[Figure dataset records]
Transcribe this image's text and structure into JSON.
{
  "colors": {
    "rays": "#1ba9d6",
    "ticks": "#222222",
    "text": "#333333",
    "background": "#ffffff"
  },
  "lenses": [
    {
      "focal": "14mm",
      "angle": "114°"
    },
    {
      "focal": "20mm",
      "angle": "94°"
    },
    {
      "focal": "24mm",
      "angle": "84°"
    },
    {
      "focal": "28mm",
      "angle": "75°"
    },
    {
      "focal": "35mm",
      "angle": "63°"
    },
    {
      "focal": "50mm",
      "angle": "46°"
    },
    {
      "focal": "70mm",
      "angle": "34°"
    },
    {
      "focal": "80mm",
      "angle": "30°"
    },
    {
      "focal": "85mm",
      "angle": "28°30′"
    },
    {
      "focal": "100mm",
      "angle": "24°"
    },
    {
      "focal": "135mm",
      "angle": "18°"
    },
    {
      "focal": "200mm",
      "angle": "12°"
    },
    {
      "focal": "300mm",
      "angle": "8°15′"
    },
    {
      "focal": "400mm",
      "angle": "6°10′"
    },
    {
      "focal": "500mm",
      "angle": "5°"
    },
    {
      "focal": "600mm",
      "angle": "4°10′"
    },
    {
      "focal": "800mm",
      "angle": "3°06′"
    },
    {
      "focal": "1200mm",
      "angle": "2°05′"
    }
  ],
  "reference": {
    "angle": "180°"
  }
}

---

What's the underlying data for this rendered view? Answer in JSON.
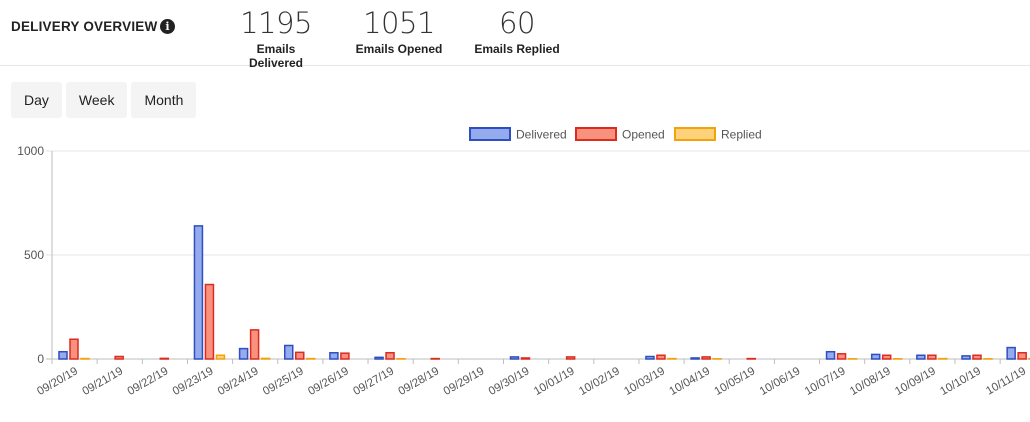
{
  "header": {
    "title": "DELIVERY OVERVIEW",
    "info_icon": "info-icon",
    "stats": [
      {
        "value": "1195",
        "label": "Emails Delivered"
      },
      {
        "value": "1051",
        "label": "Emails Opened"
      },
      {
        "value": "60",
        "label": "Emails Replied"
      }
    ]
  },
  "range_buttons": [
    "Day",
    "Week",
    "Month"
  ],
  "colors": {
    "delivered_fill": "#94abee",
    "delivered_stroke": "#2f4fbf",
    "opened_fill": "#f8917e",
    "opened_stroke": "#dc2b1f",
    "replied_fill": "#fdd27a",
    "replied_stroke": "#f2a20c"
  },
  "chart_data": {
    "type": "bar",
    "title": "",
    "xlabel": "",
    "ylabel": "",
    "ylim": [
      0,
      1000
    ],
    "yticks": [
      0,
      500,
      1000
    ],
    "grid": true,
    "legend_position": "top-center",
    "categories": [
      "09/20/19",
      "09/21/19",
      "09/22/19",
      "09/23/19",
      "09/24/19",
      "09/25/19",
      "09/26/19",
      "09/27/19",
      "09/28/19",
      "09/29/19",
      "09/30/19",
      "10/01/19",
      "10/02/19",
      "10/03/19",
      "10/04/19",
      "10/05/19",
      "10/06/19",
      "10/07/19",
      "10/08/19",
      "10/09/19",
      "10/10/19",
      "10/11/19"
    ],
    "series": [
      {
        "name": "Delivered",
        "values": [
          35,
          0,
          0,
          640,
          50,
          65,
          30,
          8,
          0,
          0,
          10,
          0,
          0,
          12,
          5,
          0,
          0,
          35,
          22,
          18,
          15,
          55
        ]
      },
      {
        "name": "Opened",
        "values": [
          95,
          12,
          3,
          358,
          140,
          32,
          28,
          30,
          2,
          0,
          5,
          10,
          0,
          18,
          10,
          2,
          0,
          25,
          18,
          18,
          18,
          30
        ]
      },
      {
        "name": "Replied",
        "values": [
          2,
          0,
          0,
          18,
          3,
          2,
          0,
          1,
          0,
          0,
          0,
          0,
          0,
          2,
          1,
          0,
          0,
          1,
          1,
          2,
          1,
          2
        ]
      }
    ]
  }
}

● YOUR OBJECTIVE: Using the listing above, show each line holding the string "Emails".

● EXPECTED ANSWER:
        "label": "Emails Delivered"
        "label": "Emails Opened"
        "label": "Emails Replied"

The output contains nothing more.